• _PROVIDED ENTRIES_
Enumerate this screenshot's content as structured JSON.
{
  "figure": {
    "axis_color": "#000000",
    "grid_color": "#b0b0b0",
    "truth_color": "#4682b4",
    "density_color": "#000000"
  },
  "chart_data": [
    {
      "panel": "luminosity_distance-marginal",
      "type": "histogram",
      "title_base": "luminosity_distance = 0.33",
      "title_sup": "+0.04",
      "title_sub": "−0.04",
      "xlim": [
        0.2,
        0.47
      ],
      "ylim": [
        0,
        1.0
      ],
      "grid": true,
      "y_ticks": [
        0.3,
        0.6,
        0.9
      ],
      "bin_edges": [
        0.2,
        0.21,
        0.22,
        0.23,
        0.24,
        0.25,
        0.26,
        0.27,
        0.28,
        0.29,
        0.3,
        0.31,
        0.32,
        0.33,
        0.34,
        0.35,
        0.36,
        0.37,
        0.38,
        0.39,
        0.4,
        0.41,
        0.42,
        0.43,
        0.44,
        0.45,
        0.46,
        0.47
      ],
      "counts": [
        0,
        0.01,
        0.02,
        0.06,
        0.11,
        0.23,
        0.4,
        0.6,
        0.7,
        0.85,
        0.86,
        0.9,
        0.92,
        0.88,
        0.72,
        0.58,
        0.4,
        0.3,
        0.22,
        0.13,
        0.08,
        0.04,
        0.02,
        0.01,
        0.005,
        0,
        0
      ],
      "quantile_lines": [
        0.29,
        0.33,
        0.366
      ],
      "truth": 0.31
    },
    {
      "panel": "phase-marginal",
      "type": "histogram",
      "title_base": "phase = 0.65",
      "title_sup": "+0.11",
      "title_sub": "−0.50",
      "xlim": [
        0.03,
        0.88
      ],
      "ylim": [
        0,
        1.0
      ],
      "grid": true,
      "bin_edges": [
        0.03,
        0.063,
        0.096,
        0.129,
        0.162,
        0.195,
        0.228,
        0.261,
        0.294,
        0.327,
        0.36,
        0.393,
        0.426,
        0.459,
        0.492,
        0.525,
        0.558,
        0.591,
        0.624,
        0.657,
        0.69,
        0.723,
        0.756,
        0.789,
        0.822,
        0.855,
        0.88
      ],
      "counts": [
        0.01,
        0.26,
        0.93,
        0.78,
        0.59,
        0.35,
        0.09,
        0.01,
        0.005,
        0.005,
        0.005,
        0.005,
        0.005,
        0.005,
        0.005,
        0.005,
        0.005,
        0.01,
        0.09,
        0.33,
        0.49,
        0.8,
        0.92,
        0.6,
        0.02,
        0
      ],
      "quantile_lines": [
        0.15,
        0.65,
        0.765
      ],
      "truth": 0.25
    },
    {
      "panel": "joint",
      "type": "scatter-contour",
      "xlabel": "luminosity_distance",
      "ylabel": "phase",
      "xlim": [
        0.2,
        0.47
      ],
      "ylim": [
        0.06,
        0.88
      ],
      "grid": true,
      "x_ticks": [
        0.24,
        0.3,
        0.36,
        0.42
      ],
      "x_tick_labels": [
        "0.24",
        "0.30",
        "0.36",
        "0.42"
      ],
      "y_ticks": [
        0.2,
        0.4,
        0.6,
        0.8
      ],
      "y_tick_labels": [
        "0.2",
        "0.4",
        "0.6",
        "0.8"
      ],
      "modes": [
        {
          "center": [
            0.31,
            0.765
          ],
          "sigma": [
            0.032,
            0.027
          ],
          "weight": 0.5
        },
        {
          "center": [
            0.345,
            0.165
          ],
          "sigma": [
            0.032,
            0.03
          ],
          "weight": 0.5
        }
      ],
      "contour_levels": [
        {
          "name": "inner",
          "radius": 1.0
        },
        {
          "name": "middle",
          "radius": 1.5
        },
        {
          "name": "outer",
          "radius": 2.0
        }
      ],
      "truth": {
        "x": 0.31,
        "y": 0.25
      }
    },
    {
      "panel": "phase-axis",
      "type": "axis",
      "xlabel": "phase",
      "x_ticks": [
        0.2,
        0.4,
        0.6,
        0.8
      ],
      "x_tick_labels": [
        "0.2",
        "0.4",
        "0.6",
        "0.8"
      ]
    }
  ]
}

• _THE REQUEST_
Reproduce the whole listing word for word.

• _REPLY TO THE TASK_
Enumerate this screenshot's content as structured JSON.
{
  "figure": {
    "axis_color": "#000000",
    "grid_color": "#b0b0b0",
    "truth_color": "#4682b4",
    "density_color": "#000000"
  },
  "chart_data": [
    {
      "panel": "luminosity_distance-marginal",
      "type": "histogram",
      "title_base": "luminosity_distance = 0.33",
      "title_sup": "+0.04",
      "title_sub": "−0.04",
      "xlim": [
        0.2,
        0.47
      ],
      "ylim": [
        0,
        1.0
      ],
      "grid": true,
      "y_ticks": [
        0.3,
        0.6,
        0.9
      ],
      "bin_edges": [
        0.2,
        0.21,
        0.22,
        0.23,
        0.24,
        0.25,
        0.26,
        0.27,
        0.28,
        0.29,
        0.3,
        0.31,
        0.32,
        0.33,
        0.34,
        0.35,
        0.36,
        0.37,
        0.38,
        0.39,
        0.4,
        0.41,
        0.42,
        0.43,
        0.44,
        0.45,
        0.46,
        0.47
      ],
      "counts": [
        0,
        0.01,
        0.02,
        0.06,
        0.11,
        0.23,
        0.4,
        0.6,
        0.7,
        0.85,
        0.86,
        0.9,
        0.92,
        0.88,
        0.72,
        0.58,
        0.4,
        0.3,
        0.22,
        0.13,
        0.08,
        0.04,
        0.02,
        0.01,
        0.005,
        0,
        0
      ],
      "quantile_lines": [
        0.29,
        0.33,
        0.366
      ],
      "truth": 0.31
    },
    {
      "panel": "phase-marginal",
      "type": "histogram",
      "title_base": "phase = 0.65",
      "title_sup": "+0.11",
      "title_sub": "−0.50",
      "xlim": [
        0.03,
        0.88
      ],
      "ylim": [
        0,
        1.0
      ],
      "grid": true,
      "bin_edges": [
        0.03,
        0.063,
        0.096,
        0.129,
        0.162,
        0.195,
        0.228,
        0.261,
        0.294,
        0.327,
        0.36,
        0.393,
        0.426,
        0.459,
        0.492,
        0.525,
        0.558,
        0.591,
        0.624,
        0.657,
        0.69,
        0.723,
        0.756,
        0.789,
        0.822,
        0.855,
        0.88
      ],
      "counts": [
        0.01,
        0.26,
        0.93,
        0.78,
        0.59,
        0.35,
        0.09,
        0.01,
        0.005,
        0.005,
        0.005,
        0.005,
        0.005,
        0.005,
        0.005,
        0.005,
        0.005,
        0.01,
        0.09,
        0.33,
        0.49,
        0.8,
        0.92,
        0.6,
        0.02,
        0
      ],
      "quantile_lines": [
        0.15,
        0.65,
        0.765
      ],
      "truth": 0.25
    },
    {
      "panel": "joint",
      "type": "scatter-contour",
      "xlabel": "luminosity_distance",
      "ylabel": "phase",
      "xlim": [
        0.2,
        0.47
      ],
      "ylim": [
        0.06,
        0.88
      ],
      "grid": true,
      "x_ticks": [
        0.24,
        0.3,
        0.36,
        0.42
      ],
      "x_tick_labels": [
        "0.24",
        "0.30",
        "0.36",
        "0.42"
      ],
      "y_ticks": [
        0.2,
        0.4,
        0.6,
        0.8
      ],
      "y_tick_labels": [
        "0.2",
        "0.4",
        "0.6",
        "0.8"
      ],
      "modes": [
        {
          "center": [
            0.31,
            0.765
          ],
          "sigma": [
            0.032,
            0.027
          ],
          "weight": 0.5
        },
        {
          "center": [
            0.345,
            0.165
          ],
          "sigma": [
            0.032,
            0.03
          ],
          "weight": 0.5
        }
      ],
      "contour_levels": [
        {
          "name": "inner",
          "radius": 1.0
        },
        {
          "name": "middle",
          "radius": 1.5
        },
        {
          "name": "outer",
          "radius": 2.0
        }
      ],
      "truth": {
        "x": 0.31,
        "y": 0.25
      }
    },
    {
      "panel": "phase-axis",
      "type": "axis",
      "xlabel": "phase",
      "x_ticks": [
        0.2,
        0.4,
        0.6,
        0.8
      ],
      "x_tick_labels": [
        "0.2",
        "0.4",
        "0.6",
        "0.8"
      ]
    }
  ]
}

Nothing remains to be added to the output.